=== What you have to do ===
In the records below, work out how many lines hold the word "houses". Report the number alone.

____ Data shown

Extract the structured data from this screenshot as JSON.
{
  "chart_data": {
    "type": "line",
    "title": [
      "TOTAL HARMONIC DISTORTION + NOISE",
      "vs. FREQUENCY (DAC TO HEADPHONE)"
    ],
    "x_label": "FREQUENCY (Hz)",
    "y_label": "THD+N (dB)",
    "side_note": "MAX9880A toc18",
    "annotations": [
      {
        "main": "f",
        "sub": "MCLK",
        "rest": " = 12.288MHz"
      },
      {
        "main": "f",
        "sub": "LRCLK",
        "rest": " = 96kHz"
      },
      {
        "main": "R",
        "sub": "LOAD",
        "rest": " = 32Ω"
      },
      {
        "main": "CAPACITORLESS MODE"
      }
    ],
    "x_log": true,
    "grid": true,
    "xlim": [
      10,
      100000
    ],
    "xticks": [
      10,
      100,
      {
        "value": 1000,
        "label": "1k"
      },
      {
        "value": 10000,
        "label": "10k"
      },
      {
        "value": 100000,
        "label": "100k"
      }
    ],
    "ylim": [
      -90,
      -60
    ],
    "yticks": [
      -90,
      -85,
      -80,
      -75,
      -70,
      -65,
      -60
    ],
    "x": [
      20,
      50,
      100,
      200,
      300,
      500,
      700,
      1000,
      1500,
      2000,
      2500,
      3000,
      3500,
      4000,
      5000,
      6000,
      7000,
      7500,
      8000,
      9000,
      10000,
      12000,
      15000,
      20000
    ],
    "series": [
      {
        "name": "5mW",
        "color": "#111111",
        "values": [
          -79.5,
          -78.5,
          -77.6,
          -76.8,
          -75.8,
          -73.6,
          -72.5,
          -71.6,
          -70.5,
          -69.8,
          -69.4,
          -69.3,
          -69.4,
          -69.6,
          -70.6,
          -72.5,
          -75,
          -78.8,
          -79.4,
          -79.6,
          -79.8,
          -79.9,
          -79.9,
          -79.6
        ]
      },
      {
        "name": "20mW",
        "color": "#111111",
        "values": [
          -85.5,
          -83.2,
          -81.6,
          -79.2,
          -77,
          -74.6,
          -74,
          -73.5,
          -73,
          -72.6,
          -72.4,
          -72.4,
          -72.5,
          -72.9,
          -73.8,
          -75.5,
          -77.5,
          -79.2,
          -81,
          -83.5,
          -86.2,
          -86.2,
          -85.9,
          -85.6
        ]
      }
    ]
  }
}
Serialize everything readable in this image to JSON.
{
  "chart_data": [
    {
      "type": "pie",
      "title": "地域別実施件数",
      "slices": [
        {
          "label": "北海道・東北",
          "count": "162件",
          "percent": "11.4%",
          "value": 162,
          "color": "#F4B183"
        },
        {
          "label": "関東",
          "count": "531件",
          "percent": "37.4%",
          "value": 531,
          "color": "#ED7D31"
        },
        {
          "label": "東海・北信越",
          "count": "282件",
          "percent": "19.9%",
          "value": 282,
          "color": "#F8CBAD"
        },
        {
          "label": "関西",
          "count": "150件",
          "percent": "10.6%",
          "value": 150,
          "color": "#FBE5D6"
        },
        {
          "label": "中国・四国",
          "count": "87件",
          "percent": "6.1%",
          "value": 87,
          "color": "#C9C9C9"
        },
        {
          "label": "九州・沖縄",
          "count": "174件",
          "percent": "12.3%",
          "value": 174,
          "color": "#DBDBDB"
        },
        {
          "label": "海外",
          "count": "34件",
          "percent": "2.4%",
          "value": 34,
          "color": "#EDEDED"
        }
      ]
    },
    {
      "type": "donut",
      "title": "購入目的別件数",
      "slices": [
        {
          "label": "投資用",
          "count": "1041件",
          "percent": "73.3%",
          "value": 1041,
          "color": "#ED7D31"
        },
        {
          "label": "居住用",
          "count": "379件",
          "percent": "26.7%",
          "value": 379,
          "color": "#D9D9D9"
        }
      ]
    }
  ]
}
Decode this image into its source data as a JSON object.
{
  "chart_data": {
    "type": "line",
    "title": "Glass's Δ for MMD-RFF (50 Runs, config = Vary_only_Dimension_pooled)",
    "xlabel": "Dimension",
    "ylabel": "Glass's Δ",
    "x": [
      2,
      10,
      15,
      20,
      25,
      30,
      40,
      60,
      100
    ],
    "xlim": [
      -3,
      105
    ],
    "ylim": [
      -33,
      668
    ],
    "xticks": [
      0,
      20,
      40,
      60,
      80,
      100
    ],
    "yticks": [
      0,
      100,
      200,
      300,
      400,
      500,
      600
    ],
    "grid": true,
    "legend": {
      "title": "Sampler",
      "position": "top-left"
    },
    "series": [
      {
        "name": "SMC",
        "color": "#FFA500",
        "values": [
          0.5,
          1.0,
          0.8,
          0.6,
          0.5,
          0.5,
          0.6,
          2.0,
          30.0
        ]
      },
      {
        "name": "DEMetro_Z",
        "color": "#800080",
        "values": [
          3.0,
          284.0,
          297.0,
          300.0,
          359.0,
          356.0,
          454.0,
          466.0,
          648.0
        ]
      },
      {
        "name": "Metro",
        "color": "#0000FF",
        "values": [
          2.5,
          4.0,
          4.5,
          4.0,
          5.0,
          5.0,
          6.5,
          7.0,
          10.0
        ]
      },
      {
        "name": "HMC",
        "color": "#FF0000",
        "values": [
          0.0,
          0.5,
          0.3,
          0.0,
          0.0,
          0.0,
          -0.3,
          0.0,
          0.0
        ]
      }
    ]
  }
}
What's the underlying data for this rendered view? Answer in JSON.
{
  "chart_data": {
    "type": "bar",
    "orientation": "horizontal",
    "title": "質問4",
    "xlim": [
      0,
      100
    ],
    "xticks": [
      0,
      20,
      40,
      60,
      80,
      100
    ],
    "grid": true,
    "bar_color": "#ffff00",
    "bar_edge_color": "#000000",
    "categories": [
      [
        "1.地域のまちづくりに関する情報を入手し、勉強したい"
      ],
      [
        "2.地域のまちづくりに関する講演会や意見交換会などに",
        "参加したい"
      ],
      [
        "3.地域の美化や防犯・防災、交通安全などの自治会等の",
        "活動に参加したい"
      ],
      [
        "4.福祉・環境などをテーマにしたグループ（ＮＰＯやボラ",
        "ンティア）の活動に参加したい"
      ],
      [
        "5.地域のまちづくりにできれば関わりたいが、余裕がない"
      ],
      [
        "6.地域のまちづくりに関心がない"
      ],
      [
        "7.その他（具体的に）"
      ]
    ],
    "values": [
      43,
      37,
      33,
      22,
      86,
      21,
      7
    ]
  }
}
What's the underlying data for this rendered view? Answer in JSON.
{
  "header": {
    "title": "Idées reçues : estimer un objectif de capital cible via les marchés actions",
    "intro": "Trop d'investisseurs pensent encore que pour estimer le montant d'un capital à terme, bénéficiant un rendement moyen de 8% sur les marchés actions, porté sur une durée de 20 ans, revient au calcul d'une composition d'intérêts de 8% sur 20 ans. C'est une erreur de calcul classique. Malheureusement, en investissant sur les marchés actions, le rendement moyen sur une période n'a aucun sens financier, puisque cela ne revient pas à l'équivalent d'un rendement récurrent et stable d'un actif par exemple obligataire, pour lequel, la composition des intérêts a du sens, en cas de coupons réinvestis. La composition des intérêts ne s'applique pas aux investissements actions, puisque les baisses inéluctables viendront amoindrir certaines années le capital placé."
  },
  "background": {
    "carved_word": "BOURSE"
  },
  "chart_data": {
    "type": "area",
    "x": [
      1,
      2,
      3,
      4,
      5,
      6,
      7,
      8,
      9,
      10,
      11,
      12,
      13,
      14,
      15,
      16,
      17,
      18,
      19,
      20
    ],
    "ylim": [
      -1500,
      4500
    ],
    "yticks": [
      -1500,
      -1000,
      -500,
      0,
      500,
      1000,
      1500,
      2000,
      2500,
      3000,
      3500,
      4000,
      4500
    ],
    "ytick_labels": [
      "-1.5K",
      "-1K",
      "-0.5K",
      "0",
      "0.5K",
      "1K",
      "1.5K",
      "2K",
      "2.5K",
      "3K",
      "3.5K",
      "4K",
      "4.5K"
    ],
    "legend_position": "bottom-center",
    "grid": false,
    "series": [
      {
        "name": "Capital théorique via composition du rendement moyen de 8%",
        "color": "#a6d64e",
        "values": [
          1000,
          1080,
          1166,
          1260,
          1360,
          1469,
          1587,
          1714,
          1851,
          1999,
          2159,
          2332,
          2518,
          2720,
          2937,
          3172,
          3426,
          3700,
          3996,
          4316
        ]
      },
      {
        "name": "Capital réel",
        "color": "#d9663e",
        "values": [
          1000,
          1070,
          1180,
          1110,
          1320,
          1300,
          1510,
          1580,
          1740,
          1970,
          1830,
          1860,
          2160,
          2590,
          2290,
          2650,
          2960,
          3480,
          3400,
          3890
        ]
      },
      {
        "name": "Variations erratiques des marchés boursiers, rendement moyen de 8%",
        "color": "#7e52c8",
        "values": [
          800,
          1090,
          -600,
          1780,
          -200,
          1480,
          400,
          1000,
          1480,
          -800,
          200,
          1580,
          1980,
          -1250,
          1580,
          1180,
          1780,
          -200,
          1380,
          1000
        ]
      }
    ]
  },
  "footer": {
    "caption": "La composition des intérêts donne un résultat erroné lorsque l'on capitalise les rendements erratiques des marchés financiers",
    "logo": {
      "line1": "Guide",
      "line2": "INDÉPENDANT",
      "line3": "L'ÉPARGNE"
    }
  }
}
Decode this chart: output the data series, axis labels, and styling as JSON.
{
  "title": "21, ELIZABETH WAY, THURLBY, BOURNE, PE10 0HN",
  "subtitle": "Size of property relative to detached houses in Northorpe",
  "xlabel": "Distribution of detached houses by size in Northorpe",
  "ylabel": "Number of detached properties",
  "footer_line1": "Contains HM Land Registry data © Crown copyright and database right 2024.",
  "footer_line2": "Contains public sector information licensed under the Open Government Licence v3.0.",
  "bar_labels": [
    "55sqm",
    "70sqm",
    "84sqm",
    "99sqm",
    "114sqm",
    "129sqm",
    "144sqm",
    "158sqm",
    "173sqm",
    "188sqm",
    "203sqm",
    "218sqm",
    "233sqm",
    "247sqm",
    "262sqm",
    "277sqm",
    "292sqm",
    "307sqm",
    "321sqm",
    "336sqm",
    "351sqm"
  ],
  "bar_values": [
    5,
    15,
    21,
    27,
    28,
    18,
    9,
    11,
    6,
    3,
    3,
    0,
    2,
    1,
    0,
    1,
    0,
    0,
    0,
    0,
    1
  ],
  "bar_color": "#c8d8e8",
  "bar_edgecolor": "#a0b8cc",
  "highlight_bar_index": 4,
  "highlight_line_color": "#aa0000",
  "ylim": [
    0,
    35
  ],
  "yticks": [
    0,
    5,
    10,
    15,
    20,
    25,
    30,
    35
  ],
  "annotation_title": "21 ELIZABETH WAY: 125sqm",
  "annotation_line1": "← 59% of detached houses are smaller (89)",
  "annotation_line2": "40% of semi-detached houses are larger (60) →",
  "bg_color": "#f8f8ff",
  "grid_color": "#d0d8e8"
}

________

=== Response below ===
4